● What you will do
Nothing but the lines from the one containing "Read all visible content and emit it as JSON." through the last line should be written out, please, exactly as they stand.

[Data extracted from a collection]
'''

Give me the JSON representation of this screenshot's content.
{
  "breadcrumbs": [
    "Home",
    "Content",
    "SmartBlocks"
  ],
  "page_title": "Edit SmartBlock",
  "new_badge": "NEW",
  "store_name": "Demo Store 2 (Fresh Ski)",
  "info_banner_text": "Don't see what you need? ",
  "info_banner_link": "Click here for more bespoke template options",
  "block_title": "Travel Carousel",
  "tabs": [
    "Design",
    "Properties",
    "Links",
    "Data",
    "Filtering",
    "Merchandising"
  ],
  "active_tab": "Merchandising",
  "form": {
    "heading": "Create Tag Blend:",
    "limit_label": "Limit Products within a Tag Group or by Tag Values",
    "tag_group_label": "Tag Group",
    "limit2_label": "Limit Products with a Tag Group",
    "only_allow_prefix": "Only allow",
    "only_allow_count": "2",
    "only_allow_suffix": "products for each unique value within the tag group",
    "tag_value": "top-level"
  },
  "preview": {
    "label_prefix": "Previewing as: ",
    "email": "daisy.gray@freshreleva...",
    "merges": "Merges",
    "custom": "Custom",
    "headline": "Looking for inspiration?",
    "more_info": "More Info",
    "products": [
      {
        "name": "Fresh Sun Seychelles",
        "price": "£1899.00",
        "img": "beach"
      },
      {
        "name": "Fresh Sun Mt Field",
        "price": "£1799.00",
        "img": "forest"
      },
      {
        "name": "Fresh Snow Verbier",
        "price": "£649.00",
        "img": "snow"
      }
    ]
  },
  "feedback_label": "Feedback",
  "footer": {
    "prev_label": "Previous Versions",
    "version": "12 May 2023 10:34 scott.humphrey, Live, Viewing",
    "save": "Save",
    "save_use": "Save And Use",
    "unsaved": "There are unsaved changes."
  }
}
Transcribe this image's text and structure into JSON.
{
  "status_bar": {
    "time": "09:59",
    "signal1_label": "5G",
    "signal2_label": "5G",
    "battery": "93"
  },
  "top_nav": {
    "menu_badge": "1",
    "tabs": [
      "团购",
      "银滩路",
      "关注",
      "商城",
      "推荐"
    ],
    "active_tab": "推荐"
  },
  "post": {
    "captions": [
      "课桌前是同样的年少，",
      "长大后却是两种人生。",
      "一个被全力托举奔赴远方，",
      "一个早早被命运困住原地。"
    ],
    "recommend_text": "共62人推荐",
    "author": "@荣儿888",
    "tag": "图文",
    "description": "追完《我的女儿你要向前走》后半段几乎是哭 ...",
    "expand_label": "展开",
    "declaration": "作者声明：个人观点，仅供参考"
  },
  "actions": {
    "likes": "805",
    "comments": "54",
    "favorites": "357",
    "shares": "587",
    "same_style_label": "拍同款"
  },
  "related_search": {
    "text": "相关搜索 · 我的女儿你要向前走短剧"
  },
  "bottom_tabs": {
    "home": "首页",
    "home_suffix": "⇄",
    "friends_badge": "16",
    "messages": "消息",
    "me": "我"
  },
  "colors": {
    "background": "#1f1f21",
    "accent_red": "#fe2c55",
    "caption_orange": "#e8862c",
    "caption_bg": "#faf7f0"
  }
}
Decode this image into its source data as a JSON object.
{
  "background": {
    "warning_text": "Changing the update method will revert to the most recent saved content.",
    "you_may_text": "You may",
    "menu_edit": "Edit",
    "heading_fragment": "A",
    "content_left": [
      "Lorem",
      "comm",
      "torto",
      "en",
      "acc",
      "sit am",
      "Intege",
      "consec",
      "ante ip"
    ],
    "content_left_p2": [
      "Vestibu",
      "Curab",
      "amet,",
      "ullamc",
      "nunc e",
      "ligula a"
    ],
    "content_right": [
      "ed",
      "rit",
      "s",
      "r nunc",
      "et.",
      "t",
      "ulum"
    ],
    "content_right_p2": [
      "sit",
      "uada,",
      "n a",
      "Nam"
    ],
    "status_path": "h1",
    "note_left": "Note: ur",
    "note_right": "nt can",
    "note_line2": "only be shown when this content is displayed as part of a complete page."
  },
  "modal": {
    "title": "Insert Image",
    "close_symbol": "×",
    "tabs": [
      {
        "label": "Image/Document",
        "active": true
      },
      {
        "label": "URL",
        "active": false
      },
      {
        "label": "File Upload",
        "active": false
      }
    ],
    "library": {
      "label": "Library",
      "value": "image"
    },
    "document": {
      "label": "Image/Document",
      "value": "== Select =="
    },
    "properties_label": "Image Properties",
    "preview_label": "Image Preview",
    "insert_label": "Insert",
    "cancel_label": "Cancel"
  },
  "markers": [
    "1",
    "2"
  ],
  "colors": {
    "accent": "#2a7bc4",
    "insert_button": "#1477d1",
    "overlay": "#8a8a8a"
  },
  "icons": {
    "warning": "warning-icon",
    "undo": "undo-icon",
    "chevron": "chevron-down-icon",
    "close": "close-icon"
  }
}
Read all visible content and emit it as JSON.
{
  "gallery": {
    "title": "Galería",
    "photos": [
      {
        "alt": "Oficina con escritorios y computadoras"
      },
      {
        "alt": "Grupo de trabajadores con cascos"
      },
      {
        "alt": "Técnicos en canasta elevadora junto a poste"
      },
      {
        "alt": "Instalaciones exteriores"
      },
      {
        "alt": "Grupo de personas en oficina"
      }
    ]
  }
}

'''

● Reply to the task
Read all visible content and emit it as JSON.
{
  "gallery": {
    "title": "Galería",
    "photos": [
      {
        "alt": "Oficina con escritorios y computadoras"
      },
      {
        "alt": "Grupo de trabajadores con cascos"
      },
      {
        "alt": "Técnicos en canasta elevadora junto a poste"
      },
      {
        "alt": "Instalaciones exteriores"
      },
      {
        "alt": "Grupo de personas en oficina"
      }
    ]
  }
}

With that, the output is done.